(Collected data)
*****
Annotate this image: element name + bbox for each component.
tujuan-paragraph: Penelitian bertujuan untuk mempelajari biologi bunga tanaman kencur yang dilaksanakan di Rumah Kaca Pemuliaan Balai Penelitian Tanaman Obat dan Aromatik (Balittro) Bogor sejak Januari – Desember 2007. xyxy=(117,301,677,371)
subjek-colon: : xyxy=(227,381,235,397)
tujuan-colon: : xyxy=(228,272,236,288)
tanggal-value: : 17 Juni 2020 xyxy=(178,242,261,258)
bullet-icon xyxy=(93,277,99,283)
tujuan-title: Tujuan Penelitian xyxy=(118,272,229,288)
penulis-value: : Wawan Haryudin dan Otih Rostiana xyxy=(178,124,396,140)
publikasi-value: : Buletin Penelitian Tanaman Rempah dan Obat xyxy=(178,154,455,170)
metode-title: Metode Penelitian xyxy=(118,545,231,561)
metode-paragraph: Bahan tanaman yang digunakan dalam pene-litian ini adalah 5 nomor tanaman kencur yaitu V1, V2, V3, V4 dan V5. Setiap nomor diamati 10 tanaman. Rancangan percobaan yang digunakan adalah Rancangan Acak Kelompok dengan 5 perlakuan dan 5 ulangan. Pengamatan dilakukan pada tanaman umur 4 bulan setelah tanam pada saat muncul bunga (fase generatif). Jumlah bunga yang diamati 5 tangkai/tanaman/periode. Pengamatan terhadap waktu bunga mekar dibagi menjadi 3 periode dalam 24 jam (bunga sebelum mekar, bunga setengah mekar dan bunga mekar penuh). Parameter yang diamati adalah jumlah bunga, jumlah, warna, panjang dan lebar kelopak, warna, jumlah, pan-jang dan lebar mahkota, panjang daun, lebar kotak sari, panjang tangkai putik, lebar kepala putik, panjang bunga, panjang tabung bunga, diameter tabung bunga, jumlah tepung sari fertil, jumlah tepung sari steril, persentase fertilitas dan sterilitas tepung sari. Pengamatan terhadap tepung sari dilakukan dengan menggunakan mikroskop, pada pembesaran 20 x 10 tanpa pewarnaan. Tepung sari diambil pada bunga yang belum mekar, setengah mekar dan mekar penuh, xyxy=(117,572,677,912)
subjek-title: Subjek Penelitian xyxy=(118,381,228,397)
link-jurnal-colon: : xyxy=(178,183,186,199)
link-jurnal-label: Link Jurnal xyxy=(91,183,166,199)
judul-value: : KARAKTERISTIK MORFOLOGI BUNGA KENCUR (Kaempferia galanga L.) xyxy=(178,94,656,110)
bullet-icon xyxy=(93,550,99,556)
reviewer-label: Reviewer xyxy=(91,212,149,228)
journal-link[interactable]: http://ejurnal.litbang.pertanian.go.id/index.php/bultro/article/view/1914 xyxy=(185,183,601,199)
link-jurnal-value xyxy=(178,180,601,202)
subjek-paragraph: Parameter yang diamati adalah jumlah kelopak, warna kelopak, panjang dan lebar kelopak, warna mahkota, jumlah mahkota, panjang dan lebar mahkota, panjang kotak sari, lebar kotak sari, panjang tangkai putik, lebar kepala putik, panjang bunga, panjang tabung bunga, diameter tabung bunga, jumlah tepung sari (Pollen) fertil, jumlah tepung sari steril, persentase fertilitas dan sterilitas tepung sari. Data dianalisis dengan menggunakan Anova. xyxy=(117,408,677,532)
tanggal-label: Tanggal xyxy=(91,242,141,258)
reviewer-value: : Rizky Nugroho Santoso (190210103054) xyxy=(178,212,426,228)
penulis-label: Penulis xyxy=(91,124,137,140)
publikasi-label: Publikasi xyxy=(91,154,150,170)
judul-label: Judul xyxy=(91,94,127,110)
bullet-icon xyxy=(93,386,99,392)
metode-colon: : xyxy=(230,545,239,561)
*****
- Task statement: Copy out all of the lines above, word for word.

- Complete response:
Annotate this image: element name + bbox for each component.
tujuan-paragraph: Penelitian bertujuan untuk mempelajari biologi bunga tanaman kencur yang dilaksanakan di Rumah Kaca Pemuliaan Balai Penelitian Tanaman Obat dan Aromatik (Balittro) Bogor sejak Januari – Desember 2007. xyxy=(117,301,677,371)
subjek-colon: : xyxy=(227,381,235,397)
tujuan-colon: : xyxy=(228,272,236,288)
tanggal-value: : 17 Juni 2020 xyxy=(178,242,261,258)
bullet-icon xyxy=(93,277,99,283)
tujuan-title: Tujuan Penelitian xyxy=(118,272,229,288)
penulis-value: : Wawan Haryudin dan Otih Rostiana xyxy=(178,124,396,140)
publikasi-value: : Buletin Penelitian Tanaman Rempah dan Obat xyxy=(178,154,455,170)
metode-title: Metode Penelitian xyxy=(118,545,231,561)
metode-paragraph: Bahan tanaman yang digunakan dalam pene-litian ini adalah 5 nomor tanaman kencur yaitu V1, V2, V3, V4 dan V5. Setiap nomor diamati 10 tanaman. Rancangan percobaan yang digunakan adalah Rancangan Acak Kelompok dengan 5 perlakuan dan 5 ulangan. Pengamatan dilakukan pada tanaman umur 4 bulan setelah tanam pada saat muncul bunga (fase generatif). Jumlah bunga yang diamati 5 tangkai/tanaman/periode. Pengamatan terhadap waktu bunga mekar dibagi menjadi 3 periode dalam 24 jam (bunga sebelum mekar, bunga setengah mekar dan bunga mekar penuh). Parameter yang diamati adalah jumlah bunga, jumlah, warna, panjang dan lebar kelopak, warna, jumlah, pan-jang dan lebar mahkota, panjang daun, lebar kotak sari, panjang tangkai putik, lebar kepala putik, panjang bunga, panjang tabung bunga, diameter tabung bunga, jumlah tepung sari fertil, jumlah tepung sari steril, persentase fertilitas dan sterilitas tepung sari. Pengamatan terhadap tepung sari dilakukan dengan menggunakan mikroskop, pada pembesaran 20 x 10 tanpa pewarnaan. Tepung sari diambil pada bunga yang belum mekar, setengah mekar dan mekar penuh, xyxy=(117,572,677,912)
subjek-title: Subjek Penelitian xyxy=(118,381,228,397)
link-jurnal-colon: : xyxy=(178,183,186,199)
link-jurnal-label: Link Jurnal xyxy=(91,183,166,199)
judul-value: : KARAKTERISTIK MORFOLOGI BUNGA KENCUR (Kaempferia galanga L.) xyxy=(178,94,656,110)
bullet-icon xyxy=(93,550,99,556)
reviewer-label: Reviewer xyxy=(91,212,149,228)
journal-link[interactable]: http://ejurnal.litbang.pertanian.go.id/index.php/bultro/article/view/1914 xyxy=(185,183,601,199)
link-jurnal-value xyxy=(178,180,601,202)
subjek-paragraph: Parameter yang diamati adalah jumlah kelopak, warna kelopak, panjang dan lebar kelopak, warna mahkota, jumlah mahkota, panjang dan lebar mahkota, panjang kotak sari, lebar kotak sari, panjang tangkai putik, lebar kepala putik, panjang bunga, panjang tabung bunga, diameter tabung bunga, jumlah tepung sari (Pollen) fertil, jumlah tepung sari steril, persentase fertilitas dan sterilitas tepung sari. Data dianalisis dengan menggunakan Anova. xyxy=(117,408,677,532)
tanggal-label: Tanggal xyxy=(91,242,141,258)
reviewer-value: : Rizky Nugroho Santoso (190210103054) xyxy=(178,212,426,228)
penulis-label: Penulis xyxy=(91,124,137,140)
publikasi-label: Publikasi xyxy=(91,154,150,170)
judul-label: Judul xyxy=(91,94,127,110)
bullet-icon xyxy=(93,386,99,392)
metode-colon: : xyxy=(230,545,239,561)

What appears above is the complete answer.